[What is asked]:
A) In the Canal du Midi barge trip text, how long is the Tango barge boat?
B) Reproduce the Canal du Midi barge trip text verbatim from "Getting Started" to "and rope tying.".
C) Go on with the Canal du Midi barge trip narrative, picking up after its final sentence.

[Page text]:
▬▬▬▬▬▬▬▬▬▬

We start our journey at the Le Boat Company’s port in Castelnaudary, near Toulouse, where a staffer gives us a 15-minute boat handling class. “Yep, we understand how to go forward, reverse and sideways; sure, we’ll remember how to swivel and jiggle the toilet pump for the requisite flushing into the canal…nope we won’t be swimming there;  yes, we see how to fill the water tank and hook up for power. Mais, bien sur, we’ll stick to the speed limit. What is it again…eight kilometers an hour?”

After a full inspection of the 11.5-meter Tango barge boat, we are mightily impressed with its design.  Up top there is a large recessed deck with a steering console, table and chairs, and lounging space. Downstairs is a second steering console in a spacious living area with kitchen, fold-down table, and comfortable couches which convert to a double bed. Large windows let in fresh air while a glass door opens onto a small front deck.  In the back are two bedrooms each with two single beds. The bathroom facilities consist of a hand-pump toilet and sink in one room and a walk-in shower in the other.

Okay so it isn’t the most pedigreed boat on the canal…there is a definite pecking order starting with lock-length, low peniches with mighty steering wheels and sometimes even mini pools but our traveling home is very civilized, especially with bikes loaded on the back for touring.

Floating shops sell treats along the Canal du Midi

You can stop for ice-cream and cold drinks at the several floating shops along the Canal du Midi.

 

Getting Started

I take the wheel and head towards our first lock.  Feeling chuffed that I haven’t hit anything yet I hear a polite “ahoy there”. We’ve jumped the queue and, lord blimey, there’s nothing like a traveling Englishman for knowing queue etiquette.  I professionally engage my sideways propeller and edge to the side. Then we figure out just what those hammer and picks are for…my barge lackeys jump off and do the requisite tapping and rope tying.

▬▬▬▬▬▬▬▬▬▬

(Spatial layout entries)
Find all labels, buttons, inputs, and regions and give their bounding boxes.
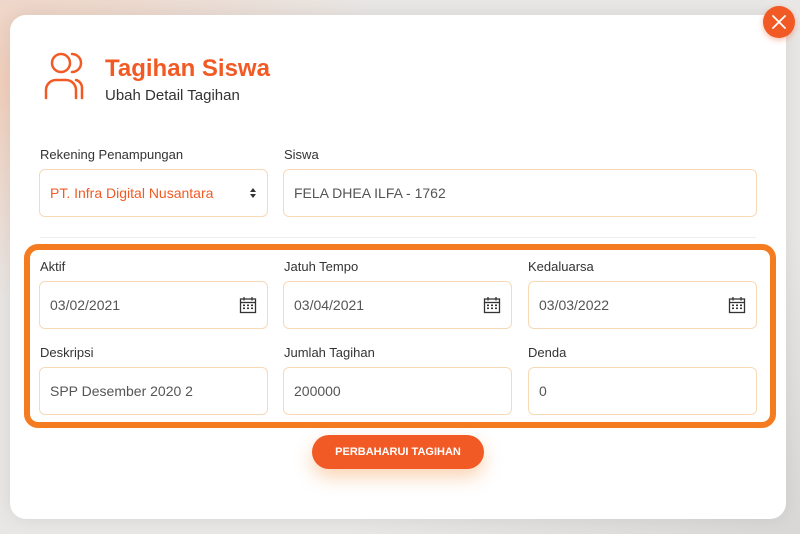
jatuh-tempo-label: Jatuh Tempo [284,259,359,274]
siswa-label: Siswa [284,147,319,162]
jumlah-tagihan-input[interactable]: 200000 [283,367,512,415]
jatuh-tempo-date-input[interactable]: 03/04/2021 [283,281,512,329]
calendar-icon[interactable] [483,296,501,314]
rekening-label: Rekening Penampungan [40,147,184,162]
aktif-value: 03/02/2021 [50,297,121,313]
page-title: Tagihan Siswa [105,55,270,82]
aktif-label: Aktif [40,259,66,274]
siswa-field[interactable]: FELA DHEA ILFA - 1762 [283,169,757,217]
calendar-icon[interactable] [239,296,257,314]
rekening-select[interactable]: PT. Infra Digital Nusantara [39,169,268,217]
denda-value: 0 [539,383,547,399]
kedaluarsa-date-input[interactable]: 03/03/2022 [528,281,757,329]
divider [40,237,756,238]
calendar-icon[interactable] [728,296,746,314]
jatuh-tempo-value: 03/04/2021 [294,297,365,313]
jumlah-tagihan-label: Jumlah Tagihan [284,345,375,360]
deskripsi-label: Deskripsi [40,345,94,360]
page-subtitle: Ubah Detail Tagihan [105,87,240,104]
close-button[interactable] [763,6,795,38]
deskripsi-input[interactable]: SPP Desember 2020 2 [39,367,268,415]
aktif-date-input[interactable]: 03/02/2021 [39,281,268,329]
deskripsi-value: SPP Desember 2020 2 [50,383,193,399]
close-icon [772,15,786,29]
rekening-value: PT. Infra Digital Nusantara [50,185,214,201]
users-icon [44,52,84,100]
jumlah-tagihan-value: 200000 [294,383,341,399]
denda-input[interactable]: 0 [528,367,757,415]
select-arrows-icon [250,188,256,198]
denda-label: Denda [528,345,567,360]
update-bill-button[interactable]: PERBAHARUI TAGIHAN [312,435,484,469]
kedaluarsa-value: 03/03/2022 [539,297,610,313]
siswa-value: FELA DHEA ILFA - 1762 [294,185,446,201]
kedaluarsa-label: Kedaluarsa [528,259,594,274]
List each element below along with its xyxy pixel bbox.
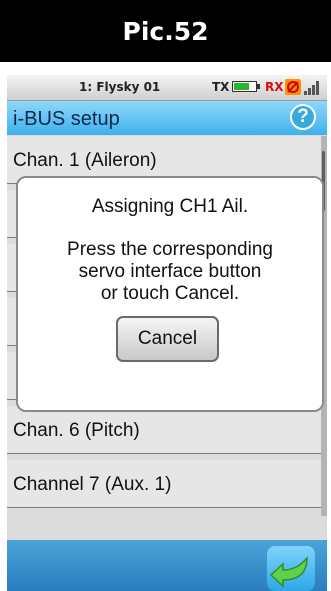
cancel-button[interactable]: Cancel	[116, 316, 219, 362]
title-bar: i-BUS setup ?	[7, 101, 327, 135]
tx-label: TX	[212, 80, 230, 94]
list-item-chan-6[interactable]: Chan. 6 (Pitch)	[7, 406, 321, 454]
list-item-label: Chan. 1 (Aileron)	[13, 150, 157, 171]
list-item-label: Channel 7 (Aux. 1)	[13, 474, 172, 495]
list-item-label: Chan. 6 (Pitch)	[13, 420, 140, 441]
rx-label: RX	[265, 80, 284, 94]
signal-bars-icon	[303, 79, 319, 95]
dialog-line: servo interface button	[78, 261, 262, 282]
page-title: i-BUS setup	[13, 108, 120, 130]
status-bar: 1: Flysky 01 TX RX	[7, 75, 327, 101]
back-button[interactable]	[267, 546, 315, 591]
dialog-title: Assigning CH1 Ail.	[91, 196, 249, 217]
help-icon[interactable]: ?	[290, 104, 316, 130]
back-arrow-icon	[269, 556, 308, 588]
dialog-line: or touch Cancel.	[100, 283, 240, 304]
figure-caption: Pic.52	[0, 0, 331, 62]
tx-battery-icon	[232, 81, 260, 92]
bottom-bar	[7, 540, 327, 591]
dialog-message: Press the corresponding servo interface …	[18, 239, 322, 305]
rx-no-signal-icon	[285, 79, 301, 95]
list-item-chan-7[interactable]: Channel 7 (Aux. 1)	[7, 460, 321, 508]
assign-dialog: Assigning CH1 Ail. Press the correspondi…	[16, 176, 324, 412]
dialog-line: Press the corresponding	[67, 239, 273, 260]
model-name: 1: Flysky 01	[79, 80, 161, 94]
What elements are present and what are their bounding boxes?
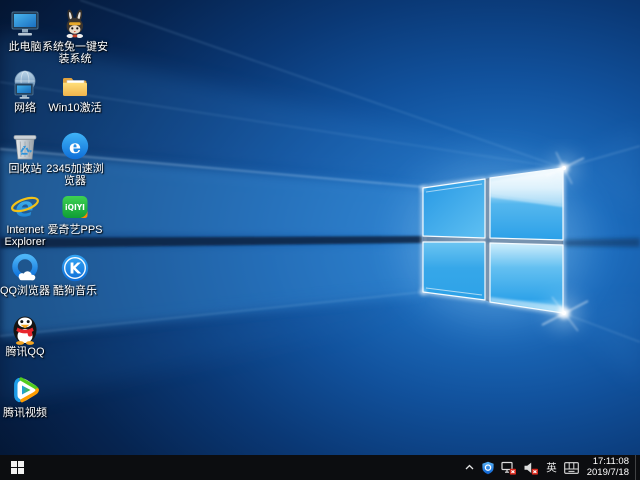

▬▬▬▬▬▬▬▬▬▬

[Answers by task]:
A) 11.5 meters

B)
Getting Started

I take the wheel and head towards our first lock.  Feeling chuffed that I haven’t hit anything yet I hear a polite “ahoy there”. We’ve jumped the queue and, lord blimey, there’s nothing like a traveling Englishman for knowing queue etiquette.  I professionally engage my sideways propeller and edge to the side. Then we figure out just what those hammer and picks are for…my barge lackeys jump off and do the requisite tapping and rope tying.

C)
It requires considerable effort to respond to four broom-wielding (informal wall-pusher-offers), rope-holding, self-appointed bosses who yell at cross purposes, “Go right.” “No left.” “Slow down, go sideways.” “Reverse, no I mean cut the motor.” It’s enough to make a captain wear her captain’s hat and give them gruel as rations.

 

Canal pleasures

At noon we are tied to a plane tree awaiting lock-lunch break. The French are precise about lunch. They didn’t call this the Canal du Midi…midi meaning midday…for nothing.  Locks close promptly between 12:30 and 2pm. Yet it ain’t so bad relaxing in the shade to enjoy goat’s cheese salad with chilled local rose. Daughter number three is feeding the ducks; birds are a twittering; sunflowers are standing to attention in the summer haze.

We begin to admire the locks instead of smashing into them. Flowering oleanders, kitchen gardens and window boxes offer a riot of summer color on peach stucco buildings with mint-green shutters and red-tiled roofs. Each lock or ecluse has a lock keeper who proffers a friendly “bonjour” and enjoys a chat as you sink or rise in front of them. Most do a roaring trade in gelato and ice-cold Orangina; others have enterprising side businesses selling local wines, fruit and vegetables, bread and honey. There’s even a creperie at l’ Ecluse Herminis.

My favorite is l’ Ecluse de l’Aiguille where lock keeper and self-taught sculptor, Joel Barthes, makes whimsical otherworldly creatures and humanoids out of tree trunks and a motley array of metal flotsam, “to keep me company,” he says.

By the end of day one, we have traveled 16 kilometers and navigated 17 locks.  As a soft dusk falls and cicadas begin their evening serenade, we head into the pretty little port of Bram, with its canal-side café. As we dine on the deck an orange sun throws crimson rays through leafy filaments.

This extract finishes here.